> Seçilmiş Metin:
•••

Karayalçın, Tunca Bengin'in sorularını şöyle yanıt verdi:

"Ecevit solda birlikteliğe inanmıyordu"

Sizin SHP Genel Başkanlığınız döneminde 1994’te İstanbul Büyükşehir Belediye Başkan adayı olan Livaneli kaybetme nedenini DSP ve CHP’nin kendisiyle uğraşması olarak gösteriyor? 

“Aynı şey Ankara için de geçerli. Ankara’da da Korel Göymen SHP’nin adayıydı, rahmetli Ali Dinçer de CHP’nin adayıydı. Hiç unutmuyorum; Korel Göymen 380 bin, Ali Dinçer de 31-32 bin oy almıştı. Ve seçim 1200 oy farkıyla yanlış hatırlamıyorsam kaybedilmişti. Korel Göymen 601 oy daha alabilmiş olsaydı belediye başkanı olacaktı. Yani sadece İstanbul için değil, Ankara için de geçerli. Sadece o tarihte değil, daha sonrası için de geçerli. Ben 1999 seçimlerinde Ankara Büyükşehir Belediye Başkanlığı için CHP’nin adayıydım. DSP de rahmetli Doğan Taşdelen’i aday çıkartmıştı ve yine bir büyük bölünme yaşanmıştı. Yani bu İstanbul seçimlerini, Ankara seçimlerini aşan çok ciddi sorunlar yaratmıştı. Bizim sosyal demokratlar olarak 1990’larda, hatta 80’lerde Türkiye siyasetinden istediğimiz sonuçları alamamamız, etkisizleşmemiz bundan, bu bölünmüşlükten kaynaklanıyordu. Yalnızca İstanbul özelinde değerlendirilemez yani. Her yerde yaşadık zaten bunu dikkate alarak da CHP-SHP birleşmesini 1995 yılında sağladık. Ama DSP ile sağlayamadık. Rahmetli Bülent Ecevit solda birlikteliğe inanmıyordu”

•••

Öğe sınır kayıtları
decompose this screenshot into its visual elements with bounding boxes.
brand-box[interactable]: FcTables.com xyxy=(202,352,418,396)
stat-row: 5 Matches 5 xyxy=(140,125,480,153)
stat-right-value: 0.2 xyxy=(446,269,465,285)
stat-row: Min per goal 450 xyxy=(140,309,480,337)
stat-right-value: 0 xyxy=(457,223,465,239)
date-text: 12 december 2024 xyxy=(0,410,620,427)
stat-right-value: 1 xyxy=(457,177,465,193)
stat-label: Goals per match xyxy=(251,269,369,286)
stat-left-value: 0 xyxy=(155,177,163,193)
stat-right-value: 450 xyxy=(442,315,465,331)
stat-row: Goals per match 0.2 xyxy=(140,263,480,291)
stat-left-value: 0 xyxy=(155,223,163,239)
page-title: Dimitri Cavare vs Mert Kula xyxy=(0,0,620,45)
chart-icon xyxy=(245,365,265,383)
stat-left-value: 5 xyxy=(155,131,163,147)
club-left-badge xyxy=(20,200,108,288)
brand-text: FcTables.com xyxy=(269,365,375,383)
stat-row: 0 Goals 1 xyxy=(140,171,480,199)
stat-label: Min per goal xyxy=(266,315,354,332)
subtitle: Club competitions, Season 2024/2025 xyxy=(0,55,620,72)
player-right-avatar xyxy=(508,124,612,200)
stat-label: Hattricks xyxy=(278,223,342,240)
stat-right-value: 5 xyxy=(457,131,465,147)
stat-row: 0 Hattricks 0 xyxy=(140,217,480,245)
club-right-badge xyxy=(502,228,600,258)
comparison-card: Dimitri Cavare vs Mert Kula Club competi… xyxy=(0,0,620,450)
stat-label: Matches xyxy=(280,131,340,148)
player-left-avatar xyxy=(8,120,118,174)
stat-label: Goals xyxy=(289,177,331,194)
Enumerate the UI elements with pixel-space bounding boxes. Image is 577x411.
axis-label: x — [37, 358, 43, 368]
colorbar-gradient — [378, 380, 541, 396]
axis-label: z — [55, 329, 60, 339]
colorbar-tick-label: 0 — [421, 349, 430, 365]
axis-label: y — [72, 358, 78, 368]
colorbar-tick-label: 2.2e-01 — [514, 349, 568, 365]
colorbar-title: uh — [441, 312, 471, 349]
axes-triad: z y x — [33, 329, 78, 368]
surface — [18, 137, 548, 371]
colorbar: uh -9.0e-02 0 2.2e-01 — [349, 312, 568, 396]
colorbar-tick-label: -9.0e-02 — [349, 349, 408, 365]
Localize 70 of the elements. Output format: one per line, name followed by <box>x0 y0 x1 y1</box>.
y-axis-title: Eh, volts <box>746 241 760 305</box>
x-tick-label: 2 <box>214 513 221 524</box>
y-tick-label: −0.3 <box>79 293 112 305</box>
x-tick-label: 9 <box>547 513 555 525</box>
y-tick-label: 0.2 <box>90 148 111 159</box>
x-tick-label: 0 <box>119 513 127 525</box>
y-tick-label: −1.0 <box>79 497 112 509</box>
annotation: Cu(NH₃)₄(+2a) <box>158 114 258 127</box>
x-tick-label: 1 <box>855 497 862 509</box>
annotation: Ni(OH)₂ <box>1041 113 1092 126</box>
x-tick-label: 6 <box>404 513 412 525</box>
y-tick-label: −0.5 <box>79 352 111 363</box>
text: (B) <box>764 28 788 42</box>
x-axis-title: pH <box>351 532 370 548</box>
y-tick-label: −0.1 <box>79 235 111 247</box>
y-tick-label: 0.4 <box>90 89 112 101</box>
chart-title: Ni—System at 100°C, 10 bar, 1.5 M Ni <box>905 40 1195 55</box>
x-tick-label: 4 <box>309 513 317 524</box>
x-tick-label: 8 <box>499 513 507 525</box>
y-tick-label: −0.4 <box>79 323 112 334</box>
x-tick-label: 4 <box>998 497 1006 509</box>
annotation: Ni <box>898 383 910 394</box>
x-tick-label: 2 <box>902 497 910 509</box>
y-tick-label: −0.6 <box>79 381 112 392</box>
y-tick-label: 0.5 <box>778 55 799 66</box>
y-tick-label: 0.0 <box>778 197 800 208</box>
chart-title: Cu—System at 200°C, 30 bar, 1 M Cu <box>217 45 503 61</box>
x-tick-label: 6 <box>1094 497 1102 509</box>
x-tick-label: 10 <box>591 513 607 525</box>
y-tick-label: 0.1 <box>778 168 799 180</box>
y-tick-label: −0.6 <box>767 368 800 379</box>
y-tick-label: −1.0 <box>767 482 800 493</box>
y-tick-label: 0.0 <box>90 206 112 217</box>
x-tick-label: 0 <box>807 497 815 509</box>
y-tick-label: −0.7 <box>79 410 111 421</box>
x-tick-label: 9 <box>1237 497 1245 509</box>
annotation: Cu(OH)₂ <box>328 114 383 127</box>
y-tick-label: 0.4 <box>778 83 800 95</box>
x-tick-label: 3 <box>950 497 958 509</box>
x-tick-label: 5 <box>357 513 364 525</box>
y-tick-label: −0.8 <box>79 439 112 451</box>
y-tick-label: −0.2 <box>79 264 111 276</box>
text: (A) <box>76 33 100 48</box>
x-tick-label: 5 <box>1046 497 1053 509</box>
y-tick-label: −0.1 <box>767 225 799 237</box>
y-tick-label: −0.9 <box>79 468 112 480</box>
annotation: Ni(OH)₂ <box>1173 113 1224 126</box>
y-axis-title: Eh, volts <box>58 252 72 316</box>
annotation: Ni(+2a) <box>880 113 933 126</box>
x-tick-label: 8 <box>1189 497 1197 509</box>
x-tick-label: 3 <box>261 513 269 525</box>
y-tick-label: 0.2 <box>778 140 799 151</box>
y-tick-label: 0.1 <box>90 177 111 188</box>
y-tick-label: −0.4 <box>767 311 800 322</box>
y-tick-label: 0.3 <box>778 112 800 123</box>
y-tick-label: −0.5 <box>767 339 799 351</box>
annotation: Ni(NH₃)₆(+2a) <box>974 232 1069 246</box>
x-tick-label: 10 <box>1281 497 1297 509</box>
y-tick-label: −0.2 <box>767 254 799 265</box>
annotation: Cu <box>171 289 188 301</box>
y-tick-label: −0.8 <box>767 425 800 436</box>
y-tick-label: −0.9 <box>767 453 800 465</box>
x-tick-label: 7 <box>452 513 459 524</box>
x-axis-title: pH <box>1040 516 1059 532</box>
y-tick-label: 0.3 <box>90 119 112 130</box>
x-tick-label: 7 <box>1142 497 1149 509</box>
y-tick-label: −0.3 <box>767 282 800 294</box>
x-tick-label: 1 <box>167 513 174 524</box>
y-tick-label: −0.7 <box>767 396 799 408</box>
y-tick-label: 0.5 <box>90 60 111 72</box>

•••

> Problemler:
a – Seçilmiş metne göre aşağıdaki soruları yanıtlayın:
(i) 1994'te İstanbul Büyükşehir Belediye Başkan adayı olan kimdir?
(ii) Korel Göymen Ankara'da kaç oy almıştı?
(iii) CHP-SHP birleşmesi hangi yıl sağlanmıştır?
b – Kayıtları ilk satırdan başlayıp "Enumerate the UI" ifadesini içeren satırda bitecek biçimde düzenleyin. Bu satırlarda "stat-row" yerine "stat-line" yazın, geri kalan her şeyi olduğu gibi bırakın.
Metin ile kayıtlar arasında hiçbir bağlantı yoktur.

> Görev Sonuçları:
a –
(i) Livaneli
(ii) 380 bin
(iii) 1995

b –
decompose this screenshot into its visual elements with bounding boxes.
brand-box[interactable]: FcTables.com xyxy=(202,352,418,396)
stat-line: 5 Matches 5 xyxy=(140,125,480,153)
stat-right-value: 0.2 xyxy=(446,269,465,285)
stat-line: Min per goal 450 xyxy=(140,309,480,337)
stat-right-value: 0 xyxy=(457,223,465,239)
date-text: 12 december 2024 xyxy=(0,410,620,427)
stat-right-value: 1 xyxy=(457,177,465,193)
stat-label: Goals per match xyxy=(251,269,369,286)
stat-left-value: 0 xyxy=(155,177,163,193)
stat-right-value: 450 xyxy=(442,315,465,331)
stat-line: Goals per match 0.2 xyxy=(140,263,480,291)
stat-left-value: 0 xyxy=(155,223,163,239)
page-title: Dimitri Cavare vs Mert Kula xyxy=(0,0,620,45)
chart-icon xyxy=(245,365,265,383)
stat-left-value: 5 xyxy=(155,131,163,147)
club-left-badge xyxy=(20,200,108,288)
brand-text: FcTables.com xyxy=(269,365,375,383)
stat-line: 0 Goals 1 xyxy=(140,171,480,199)
stat-label: Min per goal xyxy=(266,315,354,332)
subtitle: Club competitions, Season 2024/2025 xyxy=(0,55,620,72)
player-right-avatar xyxy=(508,124,612,200)
stat-label: Hattricks xyxy=(278,223,342,240)
stat-right-value: 5 xyxy=(457,131,465,147)
stat-line: 0 Hattricks 0 xyxy=(140,217,480,245)
club-right-badge xyxy=(502,228,600,258)
comparison-card: Dimitri Cavare vs Mert Kula Club competi… xyxy=(0,0,620,450)
stat-label: Matches xyxy=(280,131,340,148)
player-left-avatar xyxy=(8,120,118,174)
stat-label: Goals xyxy=(289,177,331,194)
Enumerate the UI elements with pixel-space bounding boxes. Image is 577x411.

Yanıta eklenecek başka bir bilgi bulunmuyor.